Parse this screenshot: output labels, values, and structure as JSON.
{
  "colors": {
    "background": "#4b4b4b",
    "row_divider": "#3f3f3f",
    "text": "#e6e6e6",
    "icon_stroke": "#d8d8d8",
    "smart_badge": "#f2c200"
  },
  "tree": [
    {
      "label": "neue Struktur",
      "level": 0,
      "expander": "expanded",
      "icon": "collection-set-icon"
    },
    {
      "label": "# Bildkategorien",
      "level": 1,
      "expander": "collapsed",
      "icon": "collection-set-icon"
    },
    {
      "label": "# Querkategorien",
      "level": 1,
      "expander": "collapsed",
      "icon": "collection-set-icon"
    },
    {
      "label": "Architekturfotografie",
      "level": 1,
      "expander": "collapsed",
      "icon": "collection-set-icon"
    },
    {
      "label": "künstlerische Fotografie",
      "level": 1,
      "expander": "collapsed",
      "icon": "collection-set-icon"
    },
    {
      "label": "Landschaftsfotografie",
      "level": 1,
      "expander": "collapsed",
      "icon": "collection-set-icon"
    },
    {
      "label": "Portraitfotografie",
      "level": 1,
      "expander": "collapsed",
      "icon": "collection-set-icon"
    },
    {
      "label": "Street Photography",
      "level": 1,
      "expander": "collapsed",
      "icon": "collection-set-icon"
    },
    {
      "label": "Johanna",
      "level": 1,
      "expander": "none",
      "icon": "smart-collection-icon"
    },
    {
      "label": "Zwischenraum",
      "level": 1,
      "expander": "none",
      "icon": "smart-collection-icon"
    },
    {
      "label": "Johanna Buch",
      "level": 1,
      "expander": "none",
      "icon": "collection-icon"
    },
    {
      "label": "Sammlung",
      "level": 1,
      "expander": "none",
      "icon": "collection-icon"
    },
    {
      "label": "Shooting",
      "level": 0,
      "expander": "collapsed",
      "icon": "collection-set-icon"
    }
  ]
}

INSTRUCTION → Please quote every record above exactly as it appears.

THE ANSWER →
Parse this screenshot: output labels, values, and structure as JSON.
{
  "colors": {
    "background": "#4b4b4b",
    "row_divider": "#3f3f3f",
    "text": "#e6e6e6",
    "icon_stroke": "#d8d8d8",
    "smart_badge": "#f2c200"
  },
  "tree": [
    {
      "label": "neue Struktur",
      "level": 0,
      "expander": "expanded",
      "icon": "collection-set-icon"
    },
    {
      "label": "# Bildkategorien",
      "level": 1,
      "expander": "collapsed",
      "icon": "collection-set-icon"
    },
    {
      "label": "# Querkategorien",
      "level": 1,
      "expander": "collapsed",
      "icon": "collection-set-icon"
    },
    {
      "label": "Architekturfotografie",
      "level": 1,
      "expander": "collapsed",
      "icon": "collection-set-icon"
    },
    {
      "label": "künstlerische Fotografie",
      "level": 1,
      "expander": "collapsed",
      "icon": "collection-set-icon"
    },
    {
      "label": "Landschaftsfotografie",
      "level": 1,
      "expander": "collapsed",
      "icon": "collection-set-icon"
    },
    {
      "label": "Portraitfotografie",
      "level": 1,
      "expander": "collapsed",
      "icon": "collection-set-icon"
    },
    {
      "label": "Street Photography",
      "level": 1,
      "expander": "collapsed",
      "icon": "collection-set-icon"
    },
    {
      "label": "Johanna",
      "level": 1,
      "expander": "none",
      "icon": "smart-collection-icon"
    },
    {
      "label": "Zwischenraum",
      "level": 1,
      "expander": "none",
      "icon": "smart-collection-icon"
    },
    {
      "label": "Johanna Buch",
      "level": 1,
      "expander": "none",
      "icon": "collection-icon"
    },
    {
      "label": "Sammlung",
      "level": 1,
      "expander": "none",
      "icon": "collection-icon"
    },
    {
      "label": "Shooting",
      "level": 0,
      "expander": "collapsed",
      "icon": "collection-set-icon"
    }
  ]
}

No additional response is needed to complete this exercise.